Saved entries
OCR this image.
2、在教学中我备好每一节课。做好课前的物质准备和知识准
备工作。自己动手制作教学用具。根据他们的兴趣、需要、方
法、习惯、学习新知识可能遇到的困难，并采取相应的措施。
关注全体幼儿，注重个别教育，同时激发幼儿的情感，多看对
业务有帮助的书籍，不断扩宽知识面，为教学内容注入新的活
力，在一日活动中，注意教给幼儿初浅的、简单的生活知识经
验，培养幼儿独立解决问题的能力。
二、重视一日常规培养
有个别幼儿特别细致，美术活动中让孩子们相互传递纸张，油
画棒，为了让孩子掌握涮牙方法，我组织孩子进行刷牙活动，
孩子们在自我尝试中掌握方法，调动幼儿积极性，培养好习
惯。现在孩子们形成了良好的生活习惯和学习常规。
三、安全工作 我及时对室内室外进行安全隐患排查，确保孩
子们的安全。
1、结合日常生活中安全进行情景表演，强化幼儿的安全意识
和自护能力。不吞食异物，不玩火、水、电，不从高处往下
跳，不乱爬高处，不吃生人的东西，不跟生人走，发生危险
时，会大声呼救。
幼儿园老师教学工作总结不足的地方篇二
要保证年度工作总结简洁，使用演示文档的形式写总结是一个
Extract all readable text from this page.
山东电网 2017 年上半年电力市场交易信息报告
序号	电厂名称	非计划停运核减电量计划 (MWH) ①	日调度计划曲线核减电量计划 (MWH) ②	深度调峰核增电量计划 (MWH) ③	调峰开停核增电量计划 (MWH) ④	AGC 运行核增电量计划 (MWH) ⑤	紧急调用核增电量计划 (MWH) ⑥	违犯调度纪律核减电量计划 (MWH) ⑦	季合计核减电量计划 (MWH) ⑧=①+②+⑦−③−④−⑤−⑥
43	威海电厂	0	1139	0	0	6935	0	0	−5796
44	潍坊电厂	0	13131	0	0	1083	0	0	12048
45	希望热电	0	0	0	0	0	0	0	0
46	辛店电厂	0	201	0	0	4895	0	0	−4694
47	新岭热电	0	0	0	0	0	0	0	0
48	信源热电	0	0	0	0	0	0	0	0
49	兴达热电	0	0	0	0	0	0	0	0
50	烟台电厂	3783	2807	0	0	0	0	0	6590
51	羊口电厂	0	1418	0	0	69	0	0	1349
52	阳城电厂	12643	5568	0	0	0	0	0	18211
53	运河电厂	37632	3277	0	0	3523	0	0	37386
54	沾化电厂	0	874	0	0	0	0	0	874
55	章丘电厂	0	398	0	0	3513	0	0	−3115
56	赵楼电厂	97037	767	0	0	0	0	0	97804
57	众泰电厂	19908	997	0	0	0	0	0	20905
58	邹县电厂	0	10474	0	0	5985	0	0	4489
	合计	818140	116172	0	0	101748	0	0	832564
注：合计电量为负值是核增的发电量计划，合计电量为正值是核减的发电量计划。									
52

**Your instructions:** Return every record, word for word.

**Full answer:**
OCR this image.
2、在教学中我备好每一节课。做好课前的物质准备和知识准
备工作。自己动手制作教学用具。根据他们的兴趣、需要、方
法、习惯、学习新知识可能遇到的困难，并采取相应的措施。
关注全体幼儿，注重个别教育，同时激发幼儿的情感，多看对
业务有帮助的书籍，不断扩宽知识面，为教学内容注入新的活
力，在一日活动中，注意教给幼儿初浅的、简单的生活知识经
验，培养幼儿独立解决问题的能力。
二、重视一日常规培养
有个别幼儿特别细致，美术活动中让孩子们相互传递纸张，油
画棒，为了让孩子掌握涮牙方法，我组织孩子进行刷牙活动，
孩子们在自我尝试中掌握方法，调动幼儿积极性，培养好习
惯。现在孩子们形成了良好的生活习惯和学习常规。
三、安全工作 我及时对室内室外进行安全隐患排查，确保孩
子们的安全。
1、结合日常生活中安全进行情景表演，强化幼儿的安全意识
和自护能力。不吞食异物，不玩火、水、电，不从高处往下
跳，不乱爬高处，不吃生人的东西，不跟生人走，发生危险
时，会大声呼救。
幼儿园老师教学工作总结不足的地方篇二
要保证年度工作总结简洁，使用演示文档的形式写总结是一个
Extract all readable text from this page.
山东电网 2017 年上半年电力市场交易信息报告
序号	电厂名称	非计划停运核减电量计划 (MWH) ①	日调度计划曲线核减电量计划 (MWH) ②	深度调峰核增电量计划 (MWH) ③	调峰开停核增电量计划 (MWH) ④	AGC 运行核增电量计划 (MWH) ⑤	紧急调用核增电量计划 (MWH) ⑥	违犯调度纪律核减电量计划 (MWH) ⑦	季合计核减电量计划 (MWH) ⑧=①+②+⑦−③−④−⑤−⑥
43	威海电厂	0	1139	0	0	6935	0	0	−5796
44	潍坊电厂	0	13131	0	0	1083	0	0	12048
45	希望热电	0	0	0	0	0	0	0	0
46	辛店电厂	0	201	0	0	4895	0	0	−4694
47	新岭热电	0	0	0	0	0	0	0	0
48	信源热电	0	0	0	0	0	0	0	0
49	兴达热电	0	0	0	0	0	0	0	0
50	烟台电厂	3783	2807	0	0	0	0	0	6590
51	羊口电厂	0	1418	0	0	69	0	0	1349
52	阳城电厂	12643	5568	0	0	0	0	0	18211
53	运河电厂	37632	3277	0	0	3523	0	0	37386
54	沾化电厂	0	874	0	0	0	0	0	874
55	章丘电厂	0	398	0	0	3513	0	0	−3115
56	赵楼电厂	97037	767	0	0	0	0	0	97804
57	众泰电厂	19908	997	0	0	0	0	0	20905
58	邹县电厂	0	10474	0	0	5985	0	0	4489
	合计	818140	116172	0	0	101748	0	0	832564
注：合计电量为负值是核增的发电量计划，合计电量为正值是核减的发电量计划。									
52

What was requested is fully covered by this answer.